(Data entries)
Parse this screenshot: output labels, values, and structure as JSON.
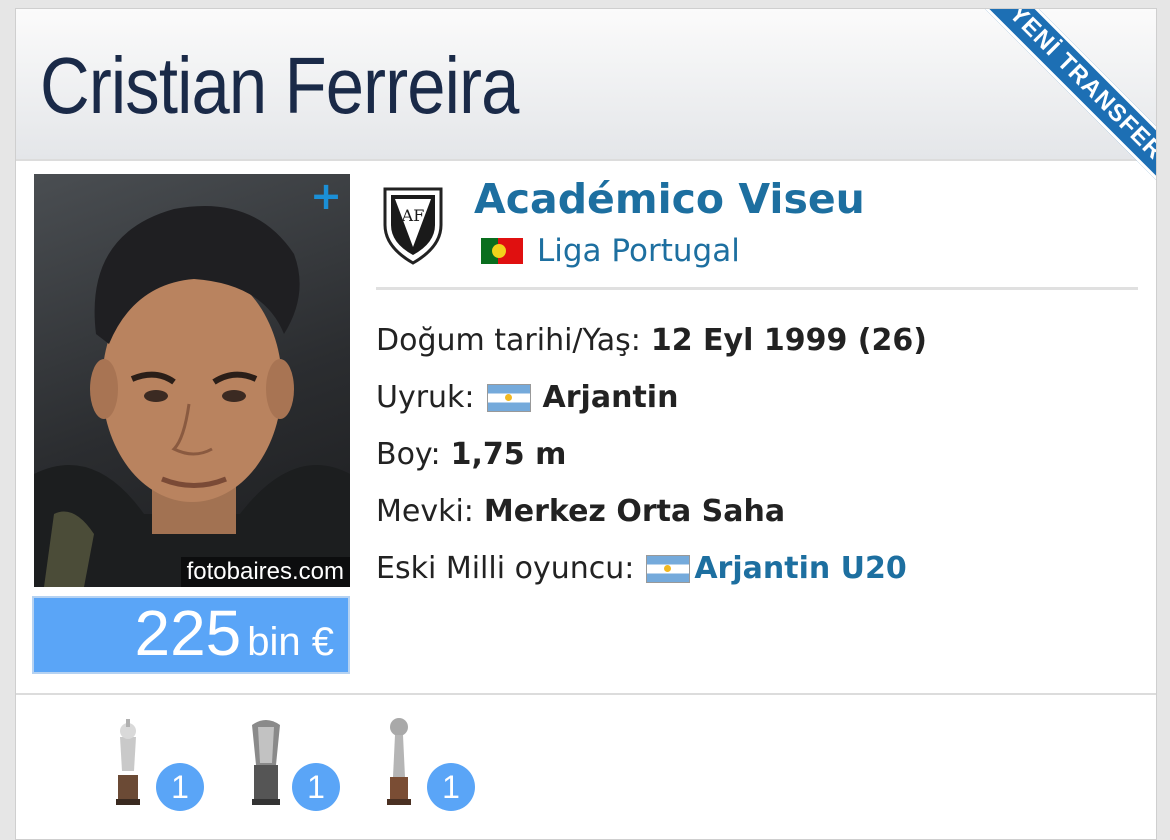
{
  "player": {
    "name": "Cristian Ferreira",
    "badge": "YENİ TRANSFER",
    "photo_credit": "fotobaires.com",
    "photo_plus": "+",
    "market_value": {
      "amount": "225",
      "unit": "bin €"
    }
  },
  "club": {
    "name": "Académico Viseu",
    "league": "Liga Portugal",
    "league_flag": "portugal-flag-icon"
  },
  "details": [
    {
      "label": "Doğum tarihi/Yaş:",
      "value": "12 Eyl 1999 (26)"
    },
    {
      "label": "Uyruk:",
      "value": "Arjantin",
      "flag": "argentina-flag-icon"
    },
    {
      "label": "Boy:",
      "value": "1,75 m"
    },
    {
      "label": "Mevki:",
      "value": "Merkez Orta Saha"
    },
    {
      "label": "Eski Milli oyuncu:",
      "value": "Arjantin U20",
      "flag": "argentina-flag-icon",
      "link": true
    }
  ],
  "trophies": [
    {
      "icon": "trophy-cup-icon",
      "count": "1"
    },
    {
      "icon": "trophy-cup-icon",
      "count": "1"
    },
    {
      "icon": "trophy-cup-icon",
      "count": "1"
    }
  ],
  "colors": {
    "accent": "#1d6fa0",
    "value_box": "#5aa5f7",
    "ribbon": "#1d6fb4",
    "name": "#1a2a48"
  }
}
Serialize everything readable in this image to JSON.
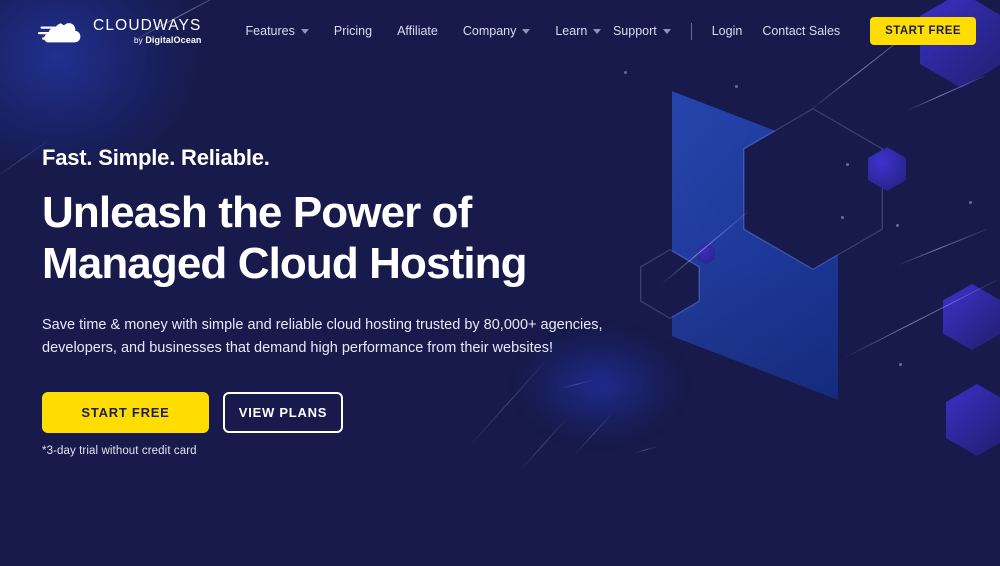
{
  "colors": {
    "background": "#171a4a",
    "accent_yellow": "#ffdd00",
    "accent_text_dark": "#1c1f52",
    "panel_blue": "#1a38a4",
    "hex_purple": "#3a31c8",
    "text_white": "#ffffff"
  },
  "header": {
    "logo": {
      "icon": "cloud-speed-icon",
      "title": "CLOUDWAYS",
      "by_label": "by",
      "parent_brand": "DigitalOcean"
    },
    "nav_main": [
      {
        "label": "Features",
        "has_dropdown": true,
        "icon": "chevron-down-icon"
      },
      {
        "label": "Pricing",
        "has_dropdown": false
      },
      {
        "label": "Affiliate",
        "has_dropdown": false
      },
      {
        "label": "Company",
        "has_dropdown": true,
        "icon": "chevron-down-icon"
      },
      {
        "label": "Learn",
        "has_dropdown": true,
        "icon": "chevron-down-icon"
      }
    ],
    "nav_right": [
      {
        "label": "Support",
        "has_dropdown": true,
        "icon": "chevron-down-icon"
      },
      {
        "label": "Login",
        "has_dropdown": false
      },
      {
        "label": "Contact Sales",
        "has_dropdown": false
      }
    ],
    "cta_button": "START FREE"
  },
  "hero": {
    "eyebrow": "Fast. Simple. Reliable.",
    "headline_line1": "Unleash the Power of",
    "headline_line2": "Managed Cloud Hosting",
    "subheading": "Save time & money with simple and reliable cloud hosting trusted by 80,000+ agencies, developers, and businesses that demand high performance from their websites!",
    "primary_cta": "START FREE",
    "secondary_cta": "VIEW PLANS",
    "trial_note": "*3-day trial without credit card"
  }
}
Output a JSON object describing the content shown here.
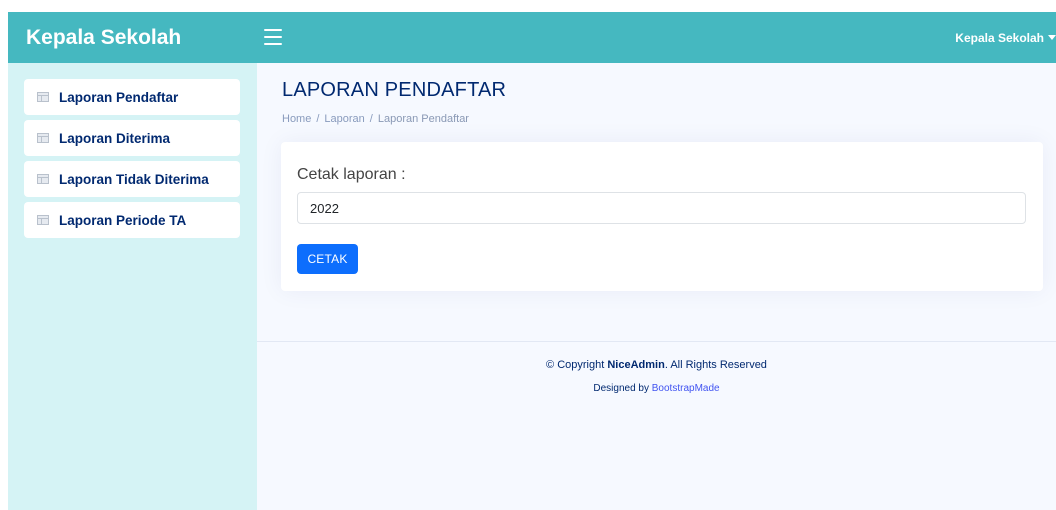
{
  "header": {
    "brand": "Kepala Sekolah",
    "user_label": "Kepala Sekolah"
  },
  "sidebar": {
    "items": [
      {
        "label": "Laporan Pendaftar",
        "icon": "report-icon"
      },
      {
        "label": "Laporan Diterima",
        "icon": "report-icon"
      },
      {
        "label": "Laporan Tidak Diterima",
        "icon": "report-icon"
      },
      {
        "label": "Laporan Periode TA",
        "icon": "report-icon"
      }
    ]
  },
  "main": {
    "title": "LAPORAN PENDAFTAR",
    "breadcrumb": [
      "Home",
      "Laporan",
      "Laporan Pendaftar"
    ],
    "separator": "/",
    "form": {
      "label": "Cetak laporan :",
      "input_value": "2022",
      "button_label": "CETAK"
    }
  },
  "footer": {
    "copyright_prefix": "© Copyright",
    "copyright_brand": "NiceAdmin",
    "copyright_suffix": ". All Rights Reserved",
    "designed_prefix": "Designed by",
    "designed_link": "BootstrapMade"
  },
  "colors": {
    "header_bg": "#45b8c0",
    "sidebar_bg": "#d5f3f5",
    "main_bg": "#f6f9ff",
    "accent": "#0d6efd",
    "title_text": "#012970"
  }
}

- _Request_: Repeat all of the entries word for word, but omit the pictures.

- _Result_:
Parse this screenshot: output labels, values, and structure as JSON.
{
  "player": {
    "name": "Cristian Ferreira",
    "badge": "YENİ TRANSFER",
    "photo_credit": "fotobaires.com",
    "photo_plus": "+",
    "market_value": {
      "amount": "225",
      "unit": "bin €"
    }
  },
  "club": {
    "name": "Académico Viseu",
    "league": "Liga Portugal",
    "league_flag": "portugal-flag-icon"
  },
  "details": [
    {
      "label": "Doğum tarihi/Yaş:",
      "value": "12 Eyl 1999 (26)"
    },
    {
      "label": "Uyruk:",
      "value": "Arjantin",
      "flag": "argentina-flag-icon"
    },
    {
      "label": "Boy:",
      "value": "1,75 m"
    },
    {
      "label": "Mevki:",
      "value": "Merkez Orta Saha"
    },
    {
      "label": "Eski Milli oyuncu:",
      "value": "Arjantin U20",
      "flag": "argentina-flag-icon",
      "link": true
    }
  ],
  "trophies": [
    {
      "icon": "trophy-cup-icon",
      "count": "1"
    },
    {
      "icon": "trophy-cup-icon",
      "count": "1"
    },
    {
      "icon": "trophy-cup-icon",
      "count": "1"
    }
  ],
  "colors": {
    "accent": "#1d6fa0",
    "value_box": "#5aa5f7",
    "ribbon": "#1d6fb4",
    "name": "#1a2a48"
  }
}
Serialize everything readable in this image to JSON.
{
  "colors": {
    "background": "#171a4a",
    "accent_yellow": "#ffdd00",
    "accent_text_dark": "#1c1f52",
    "panel_blue": "#1a38a4",
    "hex_purple": "#3a31c8",
    "text_white": "#ffffff"
  },
  "header": {
    "logo": {
      "icon": "cloud-speed-icon",
      "title": "CLOUDWAYS",
      "by_label": "by",
      "parent_brand": "DigitalOcean"
    },
    "nav_main": [
      {
        "label": "Features",
        "has_dropdown": true,
        "icon": "chevron-down-icon"
      },
      {
        "label": "Pricing",
        "has_dropdown": false
      },
      {
        "label": "Affiliate",
        "has_dropdown": false
      },
      {
        "label": "Company",
        "has_dropdown": true,
        "icon": "chevron-down-icon"
      },
      {
        "label": "Learn",
        "has_dropdown": true,
        "icon": "chevron-down-icon"
      }
    ],
    "nav_right": [
      {
        "label": "Support",
        "has_dropdown": true,
        "icon": "chevron-down-icon"
      },
      {
        "label": "Login",
        "has_dropdown": false
      },
      {
        "label": "Contact Sales",
        "has_dropdown": false
      }
    ],
    "cta_button": "START FREE"
  },
  "hero": {
    "eyebrow": "Fast. Simple. Reliable.",
    "headline_line1": "Unleash the Power of",
    "headline_line2": "Managed Cloud Hosting",
    "subheading": "Save time & money with simple and reliable cloud hosting trusted by 80,000+ agencies, developers, and businesses that demand high performance from their websites!",
    "primary_cta": "START FREE",
    "secondary_cta": "VIEW PLANS",
    "trial_note": "*3-day trial without credit card"
  }
}
Output a JSON object describing the content shown here.
{
  "header": {
    "brand": "Kepala Sekolah",
    "user_label": "Kepala Sekolah"
  },
  "sidebar": {
    "items": [
      {
        "label": "Laporan Pendaftar",
        "icon": "report-icon"
      },
      {
        "label": "Laporan Diterima",
        "icon": "report-icon"
      },
      {
        "label": "Laporan Tidak Diterima",
        "icon": "report-icon"
      },
      {
        "label": "Laporan Periode TA",
        "icon": "report-icon"
      }
    ]
  },
  "main": {
    "title": "LAPORAN PENDAFTAR",
    "breadcrumb": [
      "Home",
      "Laporan",
      "Laporan Pendaftar"
    ],
    "separator": "/",
    "form": {
      "label": "Cetak laporan :",
      "input_value": "2022",
      "button_label": "CETAK"
    }
  },
  "footer": {
    "copyright_prefix": "© Copyright",
    "copyright_brand": "NiceAdmin",
    "copyright_suffix": ". All Rights Reserved",
    "designed_prefix": "Designed by",
    "designed_link": "BootstrapMade"
  },
  "colors": {
    "header_bg": "#45b8c0",
    "sidebar_bg": "#d5f3f5",
    "main_bg": "#f6f9ff",
    "accent": "#0d6efd",
    "title_text": "#012970"
  }
}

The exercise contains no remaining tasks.